==== Given data ====
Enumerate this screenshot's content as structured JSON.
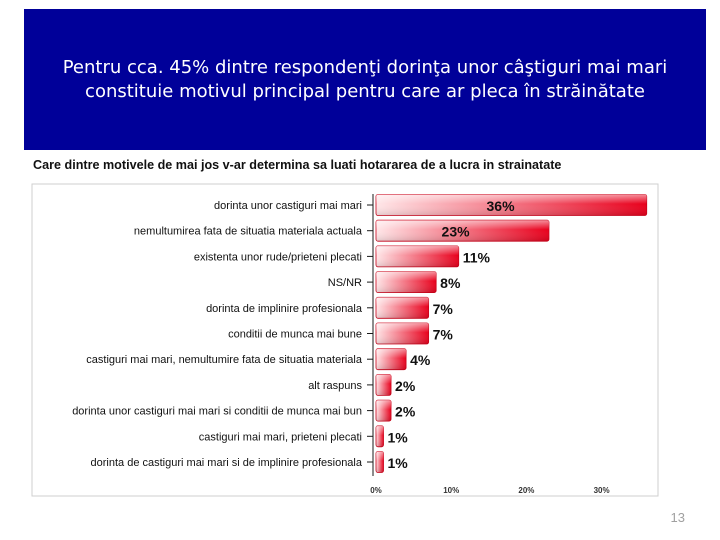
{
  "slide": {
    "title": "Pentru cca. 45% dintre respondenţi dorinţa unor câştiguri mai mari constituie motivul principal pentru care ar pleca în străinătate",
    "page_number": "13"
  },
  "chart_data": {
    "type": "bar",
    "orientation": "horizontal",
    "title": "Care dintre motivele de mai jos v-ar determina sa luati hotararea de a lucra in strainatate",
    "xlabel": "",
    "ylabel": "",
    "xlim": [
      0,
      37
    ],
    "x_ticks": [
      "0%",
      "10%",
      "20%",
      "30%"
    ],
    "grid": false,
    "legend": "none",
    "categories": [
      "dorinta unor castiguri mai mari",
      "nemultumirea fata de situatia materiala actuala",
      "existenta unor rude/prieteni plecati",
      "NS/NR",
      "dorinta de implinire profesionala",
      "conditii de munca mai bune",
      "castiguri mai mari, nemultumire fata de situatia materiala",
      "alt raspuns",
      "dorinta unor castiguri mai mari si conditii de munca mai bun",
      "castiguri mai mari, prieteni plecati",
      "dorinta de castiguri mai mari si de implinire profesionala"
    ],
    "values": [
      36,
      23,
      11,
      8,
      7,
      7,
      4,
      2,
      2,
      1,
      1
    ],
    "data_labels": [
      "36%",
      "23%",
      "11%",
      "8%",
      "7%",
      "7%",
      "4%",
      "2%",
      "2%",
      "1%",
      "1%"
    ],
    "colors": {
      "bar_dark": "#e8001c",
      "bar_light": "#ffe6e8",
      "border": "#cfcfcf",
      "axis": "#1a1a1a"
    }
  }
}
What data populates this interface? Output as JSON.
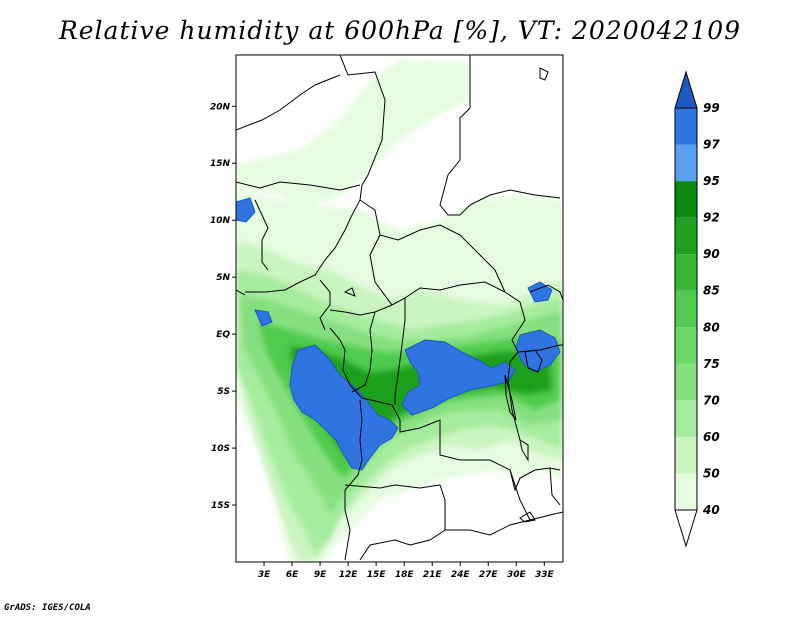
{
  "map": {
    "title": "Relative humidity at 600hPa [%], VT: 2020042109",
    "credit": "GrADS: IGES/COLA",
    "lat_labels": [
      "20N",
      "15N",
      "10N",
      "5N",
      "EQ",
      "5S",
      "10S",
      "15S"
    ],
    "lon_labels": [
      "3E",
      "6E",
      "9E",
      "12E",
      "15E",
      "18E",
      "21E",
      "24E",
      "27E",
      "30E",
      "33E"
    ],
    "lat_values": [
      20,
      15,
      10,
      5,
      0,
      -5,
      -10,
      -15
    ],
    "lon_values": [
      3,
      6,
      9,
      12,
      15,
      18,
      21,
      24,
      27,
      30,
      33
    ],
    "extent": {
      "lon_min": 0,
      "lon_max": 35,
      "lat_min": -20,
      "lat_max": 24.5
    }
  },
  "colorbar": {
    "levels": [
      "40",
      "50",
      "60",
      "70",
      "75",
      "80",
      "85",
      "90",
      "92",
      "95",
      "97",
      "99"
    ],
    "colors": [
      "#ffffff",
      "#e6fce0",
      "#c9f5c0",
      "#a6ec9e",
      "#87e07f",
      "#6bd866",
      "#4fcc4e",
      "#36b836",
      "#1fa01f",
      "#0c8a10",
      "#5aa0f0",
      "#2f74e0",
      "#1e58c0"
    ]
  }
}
====
Prompt>
Print each line of the material above exactly, with the pictures removed from your copy.

Problem solution>
Enumerate this screenshot's content as structured JSON.
{
  "slide": {
    "title": "Pentru cca. 45% dintre respondenţi dorinţa unor câştiguri mai mari constituie motivul principal pentru care ar pleca în străinătate",
    "page_number": "13"
  },
  "chart_data": {
    "type": "bar",
    "orientation": "horizontal",
    "title": "Care dintre motivele de mai jos v-ar determina sa luati hotararea de a lucra in strainatate",
    "xlabel": "",
    "ylabel": "",
    "xlim": [
      0,
      37
    ],
    "x_ticks": [
      "0%",
      "10%",
      "20%",
      "30%"
    ],
    "grid": false,
    "legend": "none",
    "categories": [
      "dorinta unor castiguri mai mari",
      "nemultumirea fata de situatia materiala actuala",
      "existenta unor rude/prieteni plecati",
      "NS/NR",
      "dorinta de implinire profesionala",
      "conditii de munca mai bune",
      "castiguri mai mari, nemultumire fata de situatia materiala",
      "alt raspuns",
      "dorinta unor castiguri mai mari si conditii de munca mai bun",
      "castiguri mai mari, prieteni plecati",
      "dorinta de castiguri mai mari si de implinire profesionala"
    ],
    "values": [
      36,
      23,
      11,
      8,
      7,
      7,
      4,
      2,
      2,
      1,
      1
    ],
    "data_labels": [
      "36%",
      "23%",
      "11%",
      "8%",
      "7%",
      "7%",
      "4%",
      "2%",
      "2%",
      "1%",
      "1%"
    ],
    "colors": {
      "bar_dark": "#e8001c",
      "bar_light": "#ffe6e8",
      "border": "#cfcfcf",
      "axis": "#1a1a1a"
    }
  }
}
What data populates this interface? Output as JSON.
{
  "map": {
    "title": "Relative humidity at 600hPa [%], VT: 2020042109",
    "credit": "GrADS: IGES/COLA",
    "lat_labels": [
      "20N",
      "15N",
      "10N",
      "5N",
      "EQ",
      "5S",
      "10S",
      "15S"
    ],
    "lon_labels": [
      "3E",
      "6E",
      "9E",
      "12E",
      "15E",
      "18E",
      "21E",
      "24E",
      "27E",
      "30E",
      "33E"
    ],
    "lat_values": [
      20,
      15,
      10,
      5,
      0,
      -5,
      -10,
      -15
    ],
    "lon_values": [
      3,
      6,
      9,
      12,
      15,
      18,
      21,
      24,
      27,
      30,
      33
    ],
    "extent": {
      "lon_min": 0,
      "lon_max": 35,
      "lat_min": -20,
      "lat_max": 24.5
    }
  },
  "colorbar": {
    "levels": [
      "40",
      "50",
      "60",
      "70",
      "75",
      "80",
      "85",
      "90",
      "92",
      "95",
      "97",
      "99"
    ],
    "colors": [
      "#ffffff",
      "#e6fce0",
      "#c9f5c0",
      "#a6ec9e",
      "#87e07f",
      "#6bd866",
      "#4fcc4e",
      "#36b836",
      "#1fa01f",
      "#0c8a10",
      "#5aa0f0",
      "#2f74e0",
      "#1e58c0"
    ]
  }
}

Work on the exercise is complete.